Request 1 — In the live show results below, how long did the new public vote last after the first show's sing-off went to deadlock?
Request 2 — Pick up the live show results below after their final line and keep writing.

Document segment —
◇ ◇ ◇ ◇

Contestants' performances on the first live show
Part 1
| Act | Order | Song | Result |
| Luna Melis | 1 | "God Is a Woman"/"I Do" | Safe |
| Leo Gassmann | 2 | "Next to Me" | Safe |
| Seveso Casino Palace | 3 | "Amore e capoeira" | Safe |
| Naomi Rivieccio | 4 | "Never Enough" | Safe |
| Martina Attili | 5 | "Sober" | Safe |
| Red Bricks Foundation | 6 | "Thoiry" | Bottom two |
Part 2
| Act | Order | Song | Result |
| Emanuele Bertelli | 7 | "Zingarello" | Bottom two |
| BowLand | 8 | "No Roots" | Safe |
| Renza Castelli | 9 | "Thunderclouds" | Safe |
| Sherol dos Santos | 10 | "Rank & File" | Safe |
| Anastasio | 11 | "Se piovesse il tuo nome" | Safe |
Final showdown details
| Act | Order | Song | Result |
| Red Bricks Foundation | 12 | "Have Love, Will Travel" | Eliminated |
| Emanuele Bertelli | 13 | "Human" | Safe |

- Judges' votes to eliminate
- Guenzi: Emanuele Bertelli – backed his own act, Red Bricks Foundation.
- Maionchi: Red Bricks Foundation – backed her own act, Emanuele Bertelli.
- Fedez: Emanuele Bertelli – gave no reason.
- Agnelli: Red Bricks Foundation – could not decide so chose to take it to deadlock.

With the acts in the sing-off receiving two votes each, the result went to deadlock and a new public vote commenced for 200 seconds. Red Bricks Foundation was eliminated as the act with the fewest public votes.

====Week 3 (8 November)====
- Celebrity performers: Fedez ("Prima di ogni cosa") and Sofi Tukker ("Batshit")

Contestants' performances on the third live show
Part 1
| Act | Order | Song | Result |
| Naomi Riveccio | 1 | "Think" | Safe |
| BowLand | 2 | "Senza un perché" | Safe |
| Luna Melis | 3 | "Blue Jeans" | Safe |
| Emanuele Bertelli | 4 | "Congratulations" | Bottom two |
| Sherol dos Santos | 5 | "La voce del silenzio" | Safe |
Part 2
| Act | Order | Song | Result |
| Leo Gassmann | 6 | "Hold Back the River" | Safe |
| Seveso Casino Palace | 7 | "Take On Me" | Bottom two |
| Renza Castelli | 8 | "Mi sono innamorato di te" | Safe |
| Martina Attili | 9 | "Material Girl" | Safe |
| Anastasio | 10 | "Mio fratello è figlio unico" | Safe |
Final showdown details
| Act | Order | Song | Result |
| Emanuele Bertelli | 11 | "Location" | Eliminated |
| Seveso Casino Palace | 12 | "Ricchi x sempre" | Safe |

- Judges' votes to eliminate
- Agnelli: Emanuele Bertelli – gave no reason.

◇ ◇ ◇ ◇

Dataset extract —

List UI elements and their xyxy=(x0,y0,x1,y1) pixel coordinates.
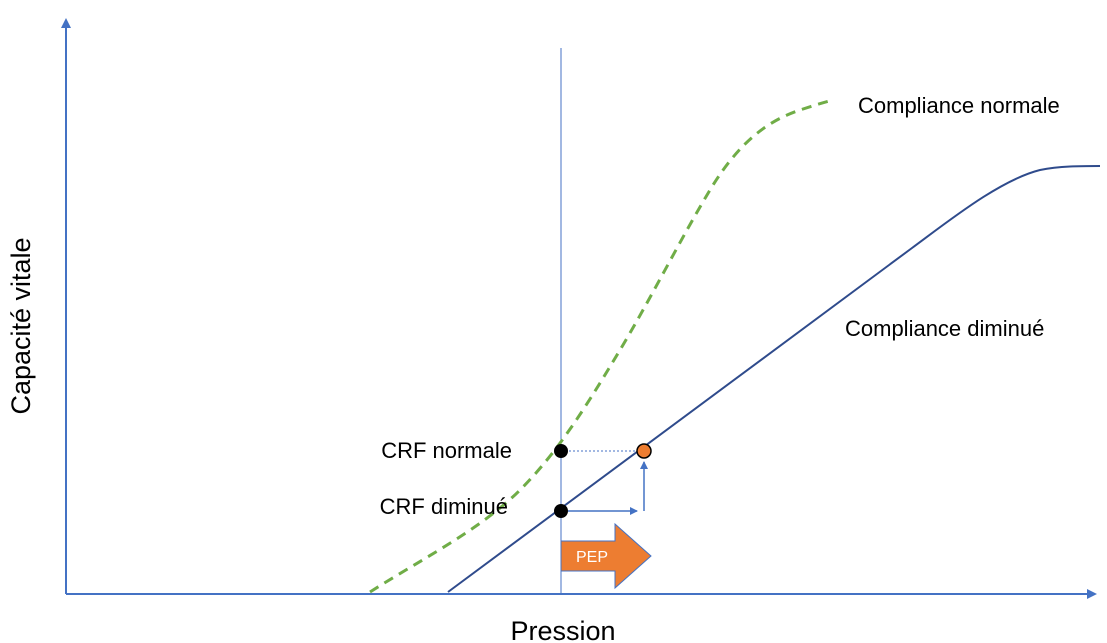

◇ ◇ ◇ ◇

Task response 1 — 200 seconds.

Task response 2 —
- Guenzi: Emanuele Bertelli – backed his own act, Seveso Casino Palace.
- Fedez: Seveso Casino Palace – gave no reason.
- Maionchi: Seveso Casino Palace – backed her own act, Emanuele Bertelli.

With the acts in the sing-off receiving two votes each, the result went to deadlock and a new public vote commenced for 200 seconds. Emanuele Bertelli was eliminated as the act with the fewest public votes.

====Week 4 (15 November)====
- Celebrity performers: Carl Brave feat. Max Gazzè ("Posso") and Gianna Nannini feat. Enrico Nigiotti ("Complici")

Contestants' performances on the fourth live show
Part 1
| Act | Order | Song | Result |
| Seveso Casino Palace | 1 | "Standing in the Way of Control" | Bottom three |
| Renza Castelli | 2 | "La costruzione di un amore" | Safe |
| Martina Attili | 3 | "Strange Birds" | Safe |
Part 2
| Act | Order | Song | Result |
| Naomi Rivieccio | 4 | "Crisi metropolitana" | Bottom three |
| Leo Gassmann | 5 | "Pianeti" | Safe |
| Sherol dos Santos | 6 | "I Will Always Love You" | Safe |
Part 3
| Act | Order | Song | Result |
| Anastasio | 7 | "Another Brick in the Wall Pt.2" | Safe |
| Luna Melis | 8 | "Eppur mi son scordato di te" | Bottom three |
| BowLand | 9 | "Drop the Game" | Safe |
Final showdown details
| Act | Order | Song | Result |
| Seveso Casino Palace | 10 | "Vengo dalla Luna" | Eliminated |
| Naomi Rivieccio | 11 | "Nobody's Perfect" | Safe |
| Luna Melis | 12 | "Black Widow" | Saved |

- Judges' votes to eliminate
- Fedez: Seveso Casino Palace – backed his own act, Naomi Rivieccio.
- Guenzi: Naomi Rivieccio – backed his own act, Seveso Casino Palace.
- Maionchi: Seveso Casino Palace – gave no reason.
- Agnelli: Naomi Rivieccio – could not decide so chose to take it to deadlock.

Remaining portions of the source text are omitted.